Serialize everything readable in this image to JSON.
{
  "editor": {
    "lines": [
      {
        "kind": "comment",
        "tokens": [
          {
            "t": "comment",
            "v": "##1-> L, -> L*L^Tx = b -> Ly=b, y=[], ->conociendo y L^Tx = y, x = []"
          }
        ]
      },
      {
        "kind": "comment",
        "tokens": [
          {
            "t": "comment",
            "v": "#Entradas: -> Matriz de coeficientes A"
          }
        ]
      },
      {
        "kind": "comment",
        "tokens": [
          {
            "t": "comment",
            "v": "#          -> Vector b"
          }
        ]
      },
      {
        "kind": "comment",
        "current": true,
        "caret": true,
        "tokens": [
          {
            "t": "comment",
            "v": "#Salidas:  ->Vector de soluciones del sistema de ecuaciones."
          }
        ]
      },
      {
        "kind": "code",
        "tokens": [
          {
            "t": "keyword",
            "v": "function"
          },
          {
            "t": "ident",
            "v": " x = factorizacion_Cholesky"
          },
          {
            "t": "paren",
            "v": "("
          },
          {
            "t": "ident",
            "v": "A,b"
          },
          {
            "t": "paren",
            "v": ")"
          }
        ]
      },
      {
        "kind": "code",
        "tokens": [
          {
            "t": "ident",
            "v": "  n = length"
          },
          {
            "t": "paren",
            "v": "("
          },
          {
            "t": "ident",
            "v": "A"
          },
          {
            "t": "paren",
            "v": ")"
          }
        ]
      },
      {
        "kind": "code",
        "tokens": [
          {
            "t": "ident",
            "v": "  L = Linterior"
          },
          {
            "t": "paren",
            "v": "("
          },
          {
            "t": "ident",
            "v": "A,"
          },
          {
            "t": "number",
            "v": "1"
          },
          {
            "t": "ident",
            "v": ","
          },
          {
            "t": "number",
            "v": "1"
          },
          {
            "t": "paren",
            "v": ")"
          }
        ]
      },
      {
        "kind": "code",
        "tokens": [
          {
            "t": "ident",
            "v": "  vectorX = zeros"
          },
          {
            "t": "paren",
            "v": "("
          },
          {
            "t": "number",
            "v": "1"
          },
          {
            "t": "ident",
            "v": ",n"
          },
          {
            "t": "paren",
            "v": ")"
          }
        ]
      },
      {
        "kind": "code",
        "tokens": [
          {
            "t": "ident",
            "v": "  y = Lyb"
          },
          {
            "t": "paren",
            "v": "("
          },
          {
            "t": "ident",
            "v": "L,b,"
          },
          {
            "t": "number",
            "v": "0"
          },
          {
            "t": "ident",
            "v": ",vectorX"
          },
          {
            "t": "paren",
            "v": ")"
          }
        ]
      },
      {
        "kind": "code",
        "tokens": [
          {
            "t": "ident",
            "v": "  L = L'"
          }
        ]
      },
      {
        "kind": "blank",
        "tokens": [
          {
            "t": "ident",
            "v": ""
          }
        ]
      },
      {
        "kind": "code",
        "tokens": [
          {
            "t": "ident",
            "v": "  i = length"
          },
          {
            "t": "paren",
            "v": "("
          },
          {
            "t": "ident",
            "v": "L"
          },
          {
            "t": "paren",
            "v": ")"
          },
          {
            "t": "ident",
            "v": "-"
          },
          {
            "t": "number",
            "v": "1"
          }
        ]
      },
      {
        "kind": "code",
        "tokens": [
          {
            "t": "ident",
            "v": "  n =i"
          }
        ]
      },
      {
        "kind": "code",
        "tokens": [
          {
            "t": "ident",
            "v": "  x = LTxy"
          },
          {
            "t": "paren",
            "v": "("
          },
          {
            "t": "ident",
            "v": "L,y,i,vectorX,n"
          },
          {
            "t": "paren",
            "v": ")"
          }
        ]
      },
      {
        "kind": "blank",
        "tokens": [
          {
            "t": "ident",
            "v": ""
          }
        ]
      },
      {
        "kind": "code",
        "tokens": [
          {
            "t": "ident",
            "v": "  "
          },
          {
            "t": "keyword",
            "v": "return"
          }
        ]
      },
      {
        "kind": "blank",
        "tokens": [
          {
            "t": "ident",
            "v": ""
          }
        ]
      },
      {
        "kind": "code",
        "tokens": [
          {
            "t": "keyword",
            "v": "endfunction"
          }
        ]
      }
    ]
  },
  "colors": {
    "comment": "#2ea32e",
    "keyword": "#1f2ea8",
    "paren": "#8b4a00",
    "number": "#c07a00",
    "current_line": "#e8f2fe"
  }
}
■ ■ ■ ■ ■
→ **Task instructions**
From the first line to the last, retype the data exactly.

→ **Exercise solution**
Serialize everything readable in this image to JSON.
{
  "editor": {
    "lines": [
      {
        "kind": "comment",
        "tokens": [
          {
            "t": "comment",
            "v": "##1-> L, -> L*L^Tx = b -> Ly=b, y=[], ->conociendo y L^Tx = y, x = []"
          }
        ]
      },
      {
        "kind": "comment",
        "tokens": [
          {
            "t": "comment",
            "v": "#Entradas: -> Matriz de coeficientes A"
          }
        ]
      },
      {
        "kind": "comment",
        "tokens": [
          {
            "t": "comment",
            "v": "#          -> Vector b"
          }
        ]
      },
      {
        "kind": "comment",
        "current": true,
        "caret": true,
        "tokens": [
          {
            "t": "comment",
            "v": "#Salidas:  ->Vector de soluciones del sistema de ecuaciones."
          }
        ]
      },
      {
        "kind": "code",
        "tokens": [
          {
            "t": "keyword",
            "v": "function"
          },
          {
            "t": "ident",
            "v": " x = factorizacion_Cholesky"
          },
          {
            "t": "paren",
            "v": "("
          },
          {
            "t": "ident",
            "v": "A,b"
          },
          {
            "t": "paren",
            "v": ")"
          }
        ]
      },
      {
        "kind": "code",
        "tokens": [
          {
            "t": "ident",
            "v": "  n = length"
          },
          {
            "t": "paren",
            "v": "("
          },
          {
            "t": "ident",
            "v": "A"
          },
          {
            "t": "paren",
            "v": ")"
          }
        ]
      },
      {
        "kind": "code",
        "tokens": [
          {
            "t": "ident",
            "v": "  L = Linterior"
          },
          {
            "t": "paren",
            "v": "("
          },
          {
            "t": "ident",
            "v": "A,"
          },
          {
            "t": "number",
            "v": "1"
          },
          {
            "t": "ident",
            "v": ","
          },
          {
            "t": "number",
            "v": "1"
          },
          {
            "t": "paren",
            "v": ")"
          }
        ]
      },
      {
        "kind": "code",
        "tokens": [
          {
            "t": "ident",
            "v": "  vectorX = zeros"
          },
          {
            "t": "paren",
            "v": "("
          },
          {
            "t": "number",
            "v": "1"
          },
          {
            "t": "ident",
            "v": ",n"
          },
          {
            "t": "paren",
            "v": ")"
          }
        ]
      },
      {
        "kind": "code",
        "tokens": [
          {
            "t": "ident",
            "v": "  y = Lyb"
          },
          {
            "t": "paren",
            "v": "("
          },
          {
            "t": "ident",
            "v": "L,b,"
          },
          {
            "t": "number",
            "v": "0"
          },
          {
            "t": "ident",
            "v": ",vectorX"
          },
          {
            "t": "paren",
            "v": ")"
          }
        ]
      },
      {
        "kind": "code",
        "tokens": [
          {
            "t": "ident",
            "v": "  L = L'"
          }
        ]
      },
      {
        "kind": "blank",
        "tokens": [
          {
            "t": "ident",
            "v": ""
          }
        ]
      },
      {
        "kind": "code",
        "tokens": [
          {
            "t": "ident",
            "v": "  i = length"
          },
          {
            "t": "paren",
            "v": "("
          },
          {
            "t": "ident",
            "v": "L"
          },
          {
            "t": "paren",
            "v": ")"
          },
          {
            "t": "ident",
            "v": "-"
          },
          {
            "t": "number",
            "v": "1"
          }
        ]
      },
      {
        "kind": "code",
        "tokens": [
          {
            "t": "ident",
            "v": "  n =i"
          }
        ]
      },
      {
        "kind": "code",
        "tokens": [
          {
            "t": "ident",
            "v": "  x = LTxy"
          },
          {
            "t": "paren",
            "v": "("
          },
          {
            "t": "ident",
            "v": "L,y,i,vectorX,n"
          },
          {
            "t": "paren",
            "v": ")"
          }
        ]
      },
      {
        "kind": "blank",
        "tokens": [
          {
            "t": "ident",
            "v": ""
          }
        ]
      },
      {
        "kind": "code",
        "tokens": [
          {
            "t": "ident",
            "v": "  "
          },
          {
            "t": "keyword",
            "v": "return"
          }
        ]
      },
      {
        "kind": "blank",
        "tokens": [
          {
            "t": "ident",
            "v": ""
          }
        ]
      },
      {
        "kind": "code",
        "tokens": [
          {
            "t": "keyword",
            "v": "endfunction"
          }
        ]
      }
    ]
  },
  "colors": {
    "comment": "#2ea32e",
    "keyword": "#1f2ea8",
    "paren": "#8b4a00",
    "number": "#c07a00",
    "current_line": "#e8f2fe"
  }
}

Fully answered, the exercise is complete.